- [Direction]
Return the material word for word. Do not include the pictures.
BEGIN Raw data
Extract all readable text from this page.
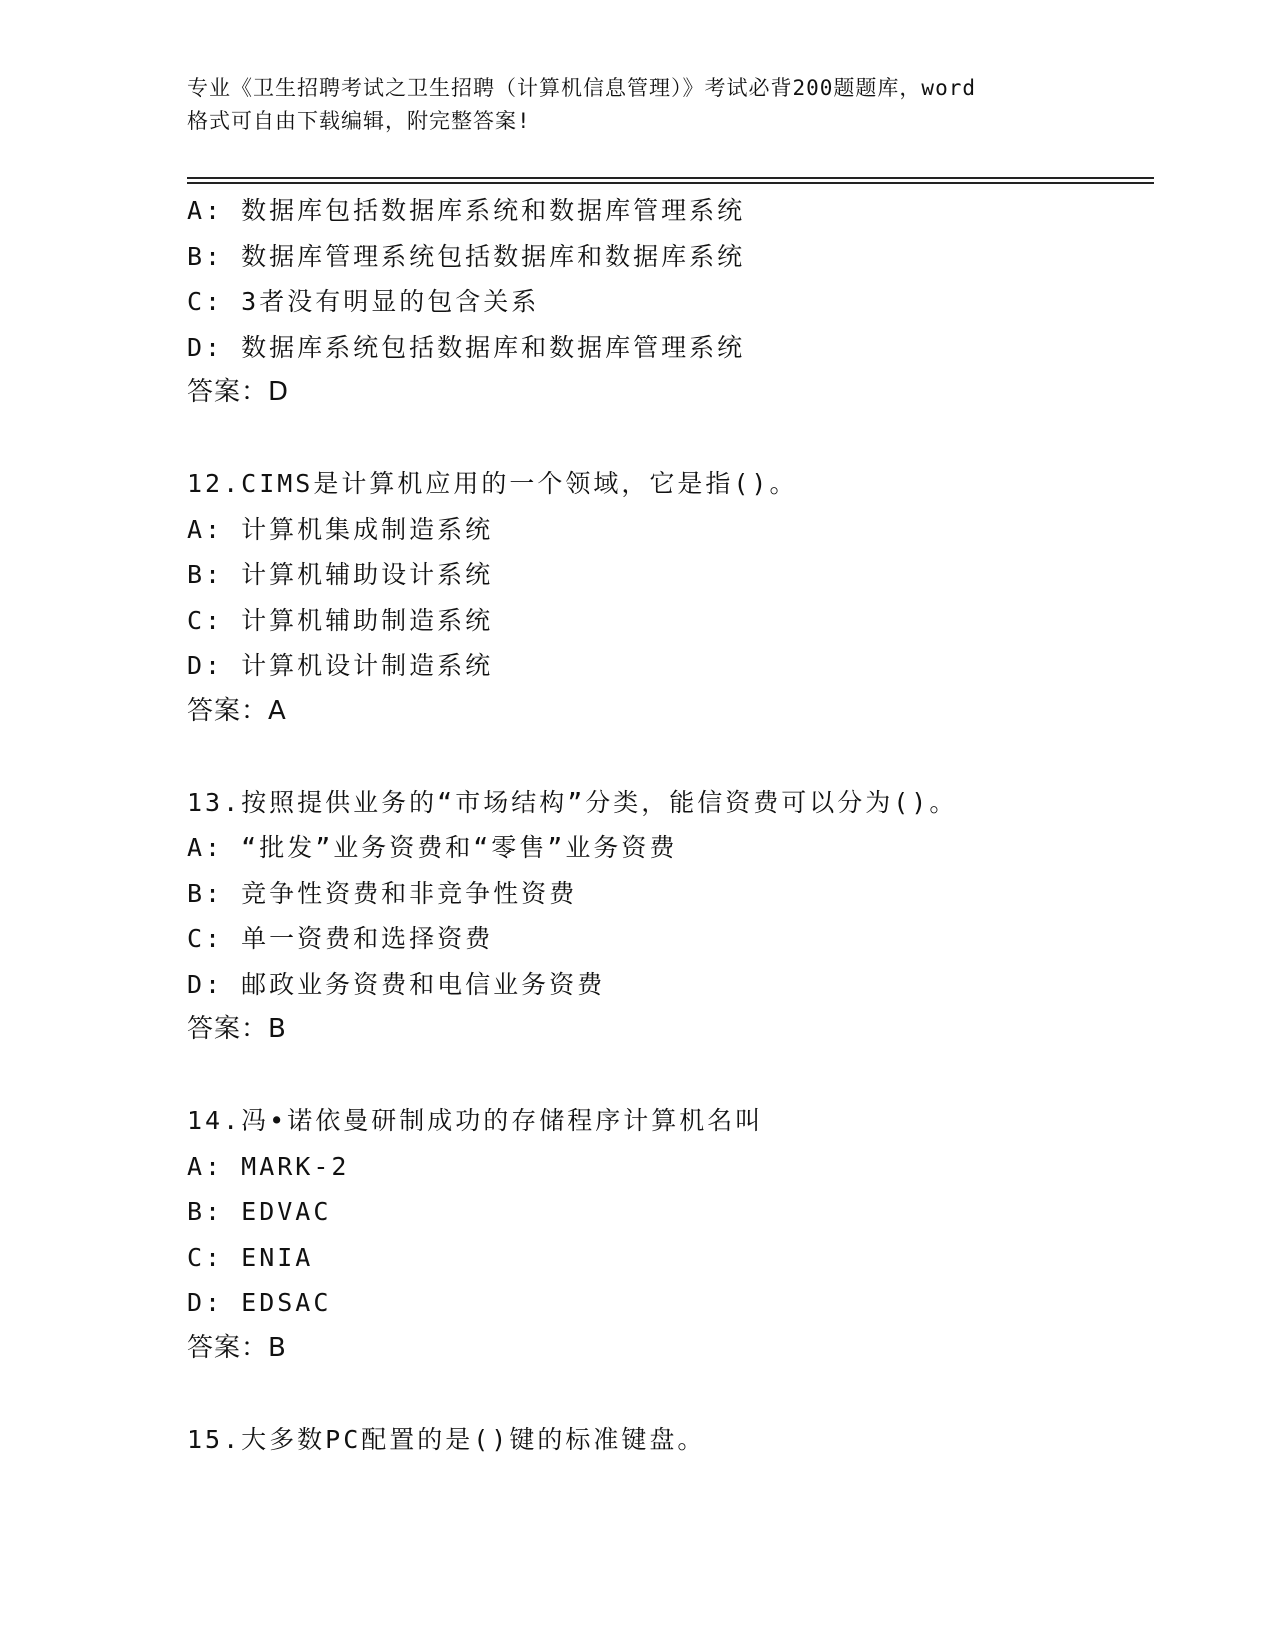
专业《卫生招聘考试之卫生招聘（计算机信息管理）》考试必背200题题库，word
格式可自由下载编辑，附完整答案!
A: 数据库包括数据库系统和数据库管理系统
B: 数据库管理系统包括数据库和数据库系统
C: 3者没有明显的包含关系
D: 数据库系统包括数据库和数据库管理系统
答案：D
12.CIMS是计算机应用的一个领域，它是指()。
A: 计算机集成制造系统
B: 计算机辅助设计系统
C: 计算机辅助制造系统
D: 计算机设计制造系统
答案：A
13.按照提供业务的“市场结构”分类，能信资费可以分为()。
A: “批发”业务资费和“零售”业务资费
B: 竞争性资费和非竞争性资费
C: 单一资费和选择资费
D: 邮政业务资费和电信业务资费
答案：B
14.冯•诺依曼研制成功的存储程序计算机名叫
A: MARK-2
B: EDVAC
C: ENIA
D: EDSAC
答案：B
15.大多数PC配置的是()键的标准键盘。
END Raw data
- [Worked answer]
Extract all readable text from this page.
专业《卫生招聘考试之卫生招聘（计算机信息管理）》考试必背200题题库，word
格式可自由下载编辑，附完整答案!
A: 数据库包括数据库系统和数据库管理系统
B: 数据库管理系统包括数据库和数据库系统
C: 3者没有明显的包含关系
D: 数据库系统包括数据库和数据库管理系统
答案：D
12.CIMS是计算机应用的一个领域，它是指()。
A: 计算机集成制造系统
B: 计算机辅助设计系统
C: 计算机辅助制造系统
D: 计算机设计制造系统
答案：A
13.按照提供业务的“市场结构”分类，能信资费可以分为()。
A: “批发”业务资费和“零售”业务资费
B: 竞争性资费和非竞争性资费
C: 单一资费和选择资费
D: 邮政业务资费和电信业务资费
答案：B
14.冯•诺依曼研制成功的存储程序计算机名叫
A: MARK-2
B: EDVAC
C: ENIA
D: EDSAC
答案：B
15.大多数PC配置的是()键的标准键盘。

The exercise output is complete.